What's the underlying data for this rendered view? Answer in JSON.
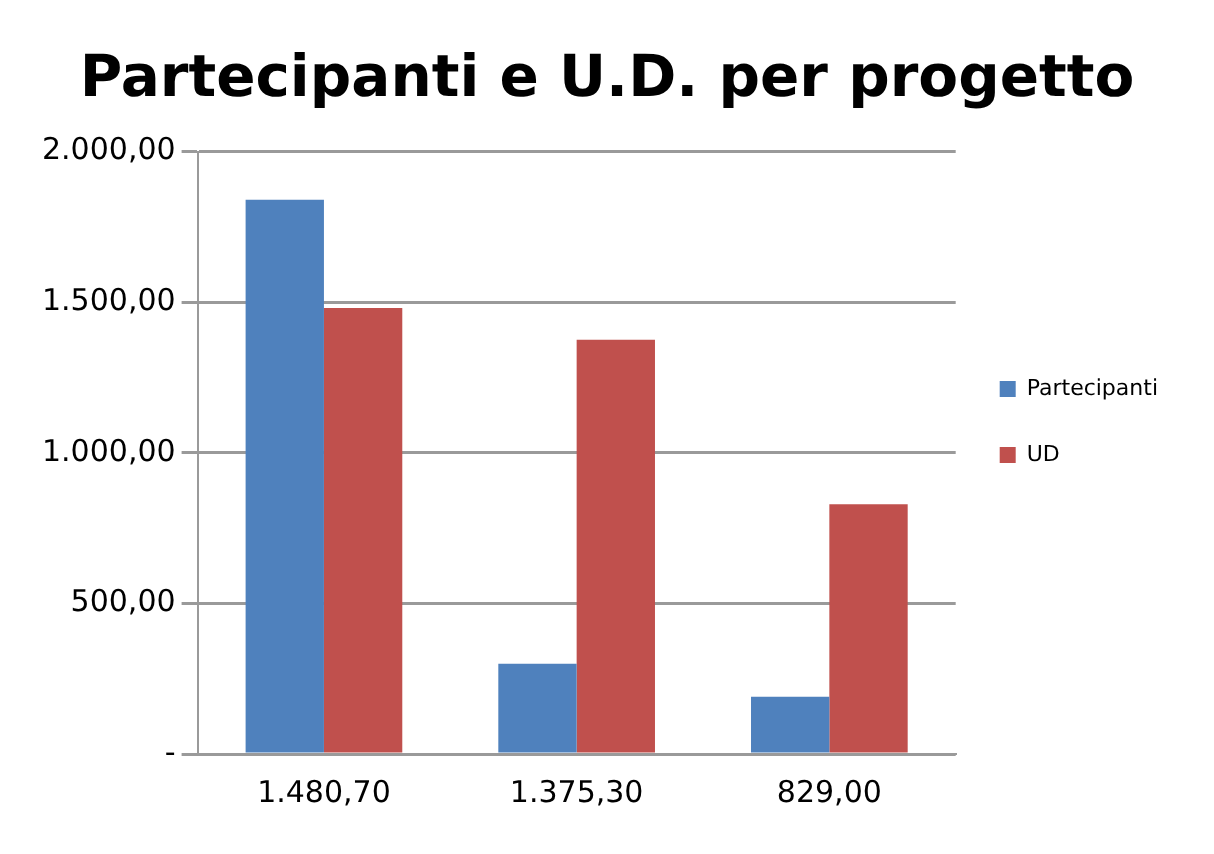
{
  "chart_data": {
    "type": "bar",
    "title": "Partecipanti e U.D. per progetto",
    "categories": [
      "1.480,70",
      "1.375,30",
      "829,00"
    ],
    "series": [
      {
        "name": "Partecipanti",
        "color": "#4f81bd",
        "values": [
          1840,
          300,
          190
        ]
      },
      {
        "name": "UD",
        "color": "#c0504d",
        "values": [
          1480.7,
          1375.3,
          829
        ]
      }
    ],
    "ylim": [
      0,
      2000
    ],
    "yticks": [
      {
        "value": 0,
        "label": "-"
      },
      {
        "value": 500,
        "label": "500,00"
      },
      {
        "value": 1000,
        "label": "1.000,00"
      },
      {
        "value": 1500,
        "label": "1.500,00"
      },
      {
        "value": 2000,
        "label": "2.000,00"
      }
    ],
    "grid": "y",
    "legend": "right"
  }
}
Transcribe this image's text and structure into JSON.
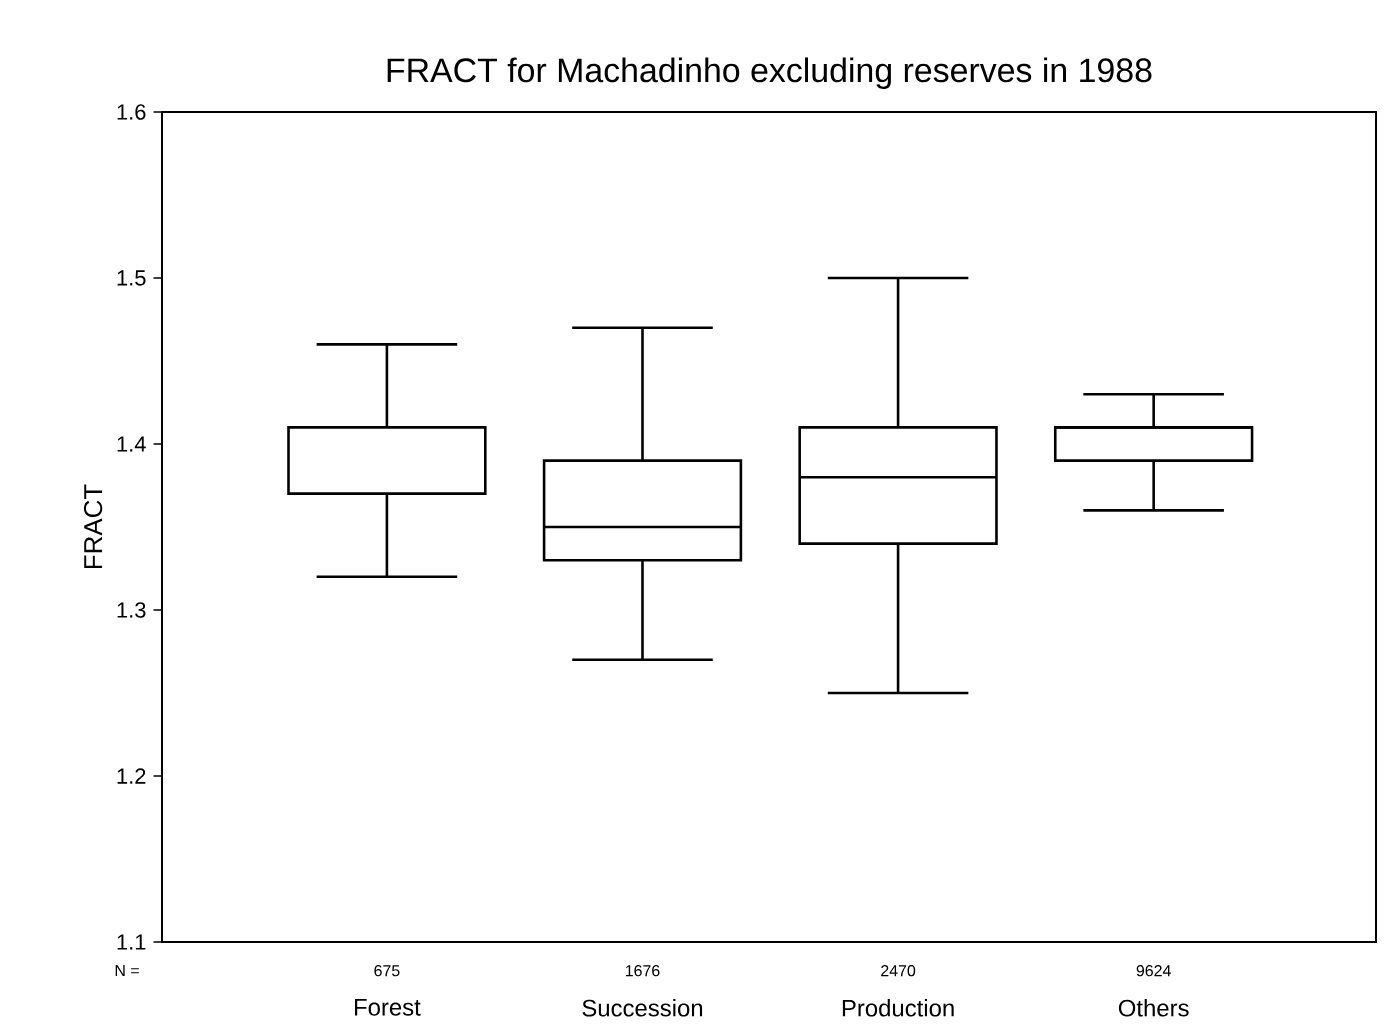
{
  "chart_data": {
    "type": "box",
    "title": "FRACT for Machadinho excluding reserves in 1988",
    "ylabel": "FRACT",
    "categories": [
      "Forest",
      "Succession",
      "Production",
      "Others"
    ],
    "boxes": [
      {
        "low": 1.32,
        "q1": 1.37,
        "median": 1.37,
        "q3": 1.41,
        "high": 1.46
      },
      {
        "low": 1.27,
        "q1": 1.33,
        "median": 1.35,
        "q3": 1.39,
        "high": 1.47
      },
      {
        "low": 1.25,
        "q1": 1.34,
        "median": 1.38,
        "q3": 1.41,
        "high": 1.5
      },
      {
        "low": 1.36,
        "q1": 1.39,
        "median": 1.41,
        "q3": 1.41,
        "high": 1.43
      }
    ],
    "ylim": [
      1.1,
      1.6
    ],
    "yticks": [
      1.1,
      1.2,
      1.3,
      1.4,
      1.5,
      1.6
    ],
    "grid": false,
    "annotations": [
      "N =",
      "675",
      "1676",
      "2470",
      "9624"
    ]
  }
}
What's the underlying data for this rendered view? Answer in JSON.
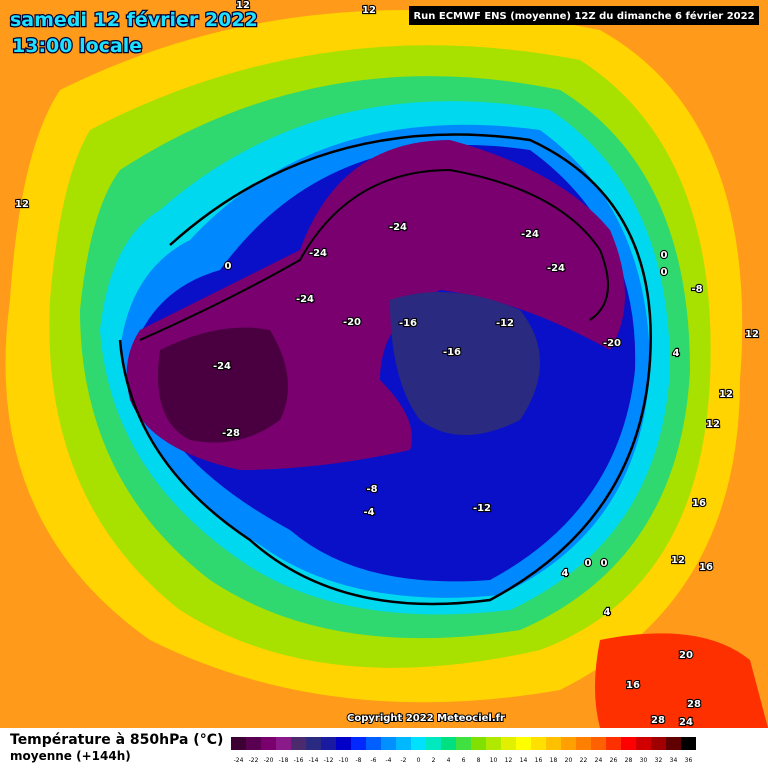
{
  "header": {
    "date": "samedi 12 février 2022",
    "time": "13:00 locale",
    "run": "Run ECMWF ENS (moyenne) 12Z du dimanche 6 février 2022"
  },
  "map": {
    "contour_labels": [
      -24,
      -24,
      -24,
      -24,
      -24,
      -20,
      -16,
      -12,
      -16,
      -20,
      -24,
      -28,
      -8,
      -4,
      -12,
      0,
      0,
      0,
      -8,
      4,
      12,
      12,
      12,
      16,
      12,
      16,
      4,
      0,
      0,
      4,
      20,
      16,
      28,
      28,
      24,
      12,
      12,
      12
    ]
  },
  "footer": {
    "title": "Température à 850hPa (°C)",
    "subtitle": "moyenne  (+144h)",
    "copyright": "Copyright 2022 Meteociel.fr"
  },
  "legend": {
    "values": [
      -24,
      -22,
      -20,
      -18,
      -16,
      -14,
      -12,
      -10,
      -8,
      -6,
      -4,
      -2,
      0,
      2,
      4,
      6,
      8,
      10,
      12,
      14,
      16,
      18,
      20,
      22,
      24,
      26,
      28,
      30,
      32,
      34,
      36
    ],
    "colors": [
      "#3d0033",
      "#5a0050",
      "#7a006e",
      "#8a1a8a",
      "#4b2a6e",
      "#2a2a80",
      "#1a1aa0",
      "#0000c8",
      "#0028ff",
      "#0060ff",
      "#0090ff",
      "#00b8ff",
      "#00e0ff",
      "#00e8c0",
      "#00e080",
      "#40e040",
      "#80e000",
      "#b0e800",
      "#e0f000",
      "#ffff00",
      "#ffe000",
      "#ffc000",
      "#ffa000",
      "#ff8000",
      "#ff6000",
      "#ff3000",
      "#ff0000",
      "#d00000",
      "#a00000",
      "#600000",
      "#000000"
    ]
  }
}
====
__Given problem__.
Show the lines of the material that contain the word "median".

__Response to the task__.
        "median": 1.37,
        "median": 1.35,
        "median": 1.38,
        "median": 1.41,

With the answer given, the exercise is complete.